→ Given request
Images are excluded; otherwise, output every record exactly.

→ Entries shown

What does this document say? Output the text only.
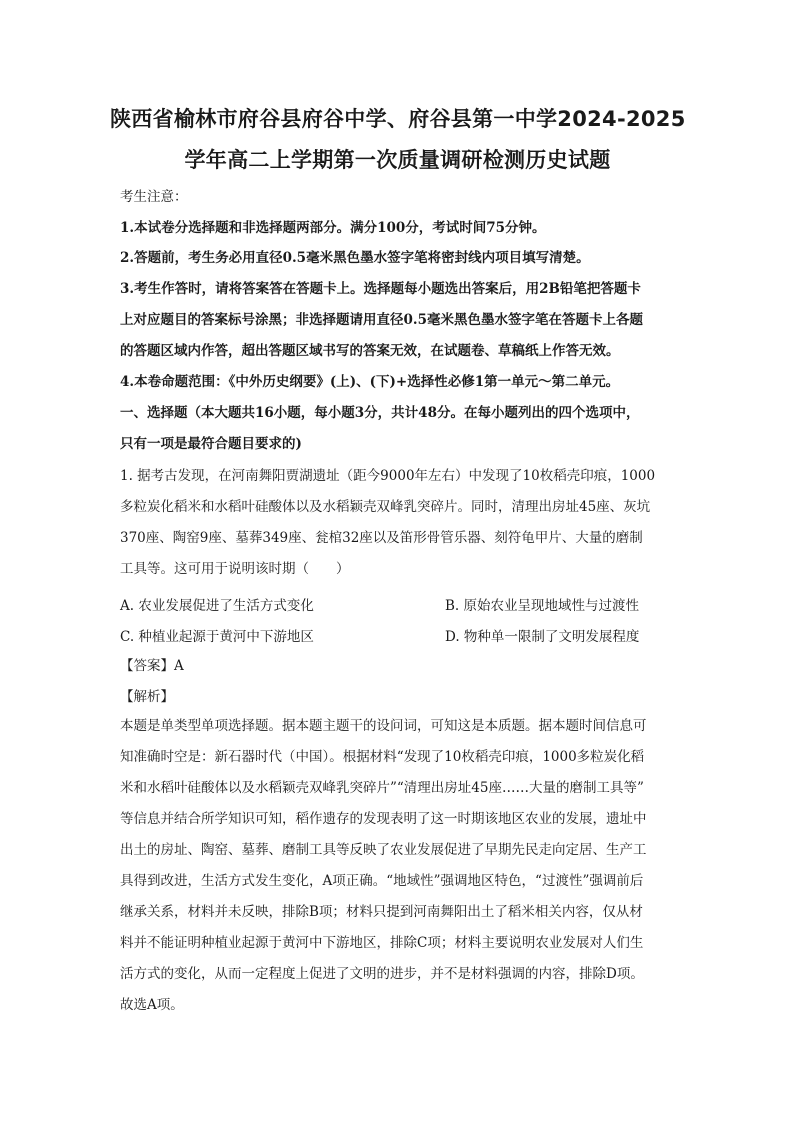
陕西省榆林市府谷县府谷中学、府谷县第一中学2024-2025
学年高二上学期第一次质量调研检测历史试题
考生注意：
1.本试卷分选择题和非选择题两部分。满分100分，考试时间75分钟。
2.答题前，考生务必用直径0.5毫米黑色墨水签字笔将密封线内项目填写清楚。
3.考生作答时，请将答案答在答题卡上。选择题每小题选出答案后，用2B铅笔把答题卡
上对应题目的答案标号涂黑；非选择题请用直径0.5毫米黑色墨水签字笔在答题卡上各题
的答题区域内作答，超出答题区域书写的答案无效，在试题卷、草稿纸上作答无效。
4.本卷命题范围：《中外历史纲要》(上)、(下)+选择性必修1第一单元～第二单元。
一、选择题（本大题共16小题，每小题3分，共计48分。在每小题列出的四个选项中，
只有一项是最符合题目要求的)
1. 据考古发现，在河南舞阳贾湖遗址（距今9000年左右）中发现了10枚稻壳印痕，1000
多粒炭化稻米和水稻叶硅酸体以及水稻颖壳双峰乳突碎片。同时，清理出房址45座、灰坑
370座、陶窑9座、墓葬349座、瓮棺32座以及笛形骨管乐器、刻符龟甲片、大量的磨制
工具等。这可用于说明该时期（　　）
A. 农业发展促进了生活方式变化	B. 原始农业呈现地域性与过渡性
C. 种植业起源于黄河中下游地区	D. 物种单一限制了文明发展程度
【答案】A
【解析】
本题是单类型单项选择题。据本题主题干的设问词，可知这是本质题。据本题时间信息可
知准确时空是：新石器时代（中国）。根据材料“发现了10枚稻壳印痕，1000多粒炭化稻
米和水稻叶硅酸体以及水稻颖壳双峰乳突碎片”“清理出房址45座……大量的磨制工具等”
等信息并结合所学知识可知，稻作遗存的发现表明了这一时期该地区农业的发展，遗址中
出土的房址、陶窑、墓葬、磨制工具等反映了农业发展促进了早期先民走向定居、生产工
具得到改进，生活方式发生变化，A项正确。“地域性”强调地区特色，“过渡性”强调前后
继承关系，材料并未反映，排除B项；材料只提到河南舞阳出土了稻米相关内容，仅从材
料并不能证明种植业起源于黄河中下游地区，排除C项；材料主要说明农业发展对人们生
活方式的变化，从而一定程度上促进了文明的进步，并不是材料强调的内容，排除D项。
故选A项。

→ Exercise solution
What does this document say? Output the text only.
陕西省榆林市府谷县府谷中学、府谷县第一中学2024-2025
学年高二上学期第一次质量调研检测历史试题
考生注意：
1.本试卷分选择题和非选择题两部分。满分100分，考试时间75分钟。
2.答题前，考生务必用直径0.5毫米黑色墨水签字笔将密封线内项目填写清楚。
3.考生作答时，请将答案答在答题卡上。选择题每小题选出答案后，用2B铅笔把答题卡
上对应题目的答案标号涂黑；非选择题请用直径0.5毫米黑色墨水签字笔在答题卡上各题
的答题区域内作答，超出答题区域书写的答案无效，在试题卷、草稿纸上作答无效。
4.本卷命题范围：《中外历史纲要》(上)、(下)+选择性必修1第一单元～第二单元。
一、选择题（本大题共16小题，每小题3分，共计48分。在每小题列出的四个选项中，
只有一项是最符合题目要求的)
1. 据考古发现，在河南舞阳贾湖遗址（距今9000年左右）中发现了10枚稻壳印痕，1000
多粒炭化稻米和水稻叶硅酸体以及水稻颖壳双峰乳突碎片。同时，清理出房址45座、灰坑
370座、陶窑9座、墓葬349座、瓮棺32座以及笛形骨管乐器、刻符龟甲片、大量的磨制
工具等。这可用于说明该时期（　　）
A. 农业发展促进了生活方式变化	B. 原始农业呈现地域性与过渡性
C. 种植业起源于黄河中下游地区	D. 物种单一限制了文明发展程度
【答案】A
【解析】
本题是单类型单项选择题。据本题主题干的设问词，可知这是本质题。据本题时间信息可
知准确时空是：新石器时代（中国）。根据材料“发现了10枚稻壳印痕，1000多粒炭化稻
米和水稻叶硅酸体以及水稻颖壳双峰乳突碎片”“清理出房址45座……大量的磨制工具等”
等信息并结合所学知识可知，稻作遗存的发现表明了这一时期该地区农业的发展，遗址中
出土的房址、陶窑、墓葬、磨制工具等反映了农业发展促进了早期先民走向定居、生产工
具得到改进，生活方式发生变化，A项正确。“地域性”强调地区特色，“过渡性”强调前后
继承关系，材料并未反映，排除B项；材料只提到河南舞阳出土了稻米相关内容，仅从材
料并不能证明种植业起源于黄河中下游地区，排除C项；材料主要说明农业发展对人们生
活方式的变化，从而一定程度上促进了文明的进步，并不是材料强调的内容，排除D项。
故选A项。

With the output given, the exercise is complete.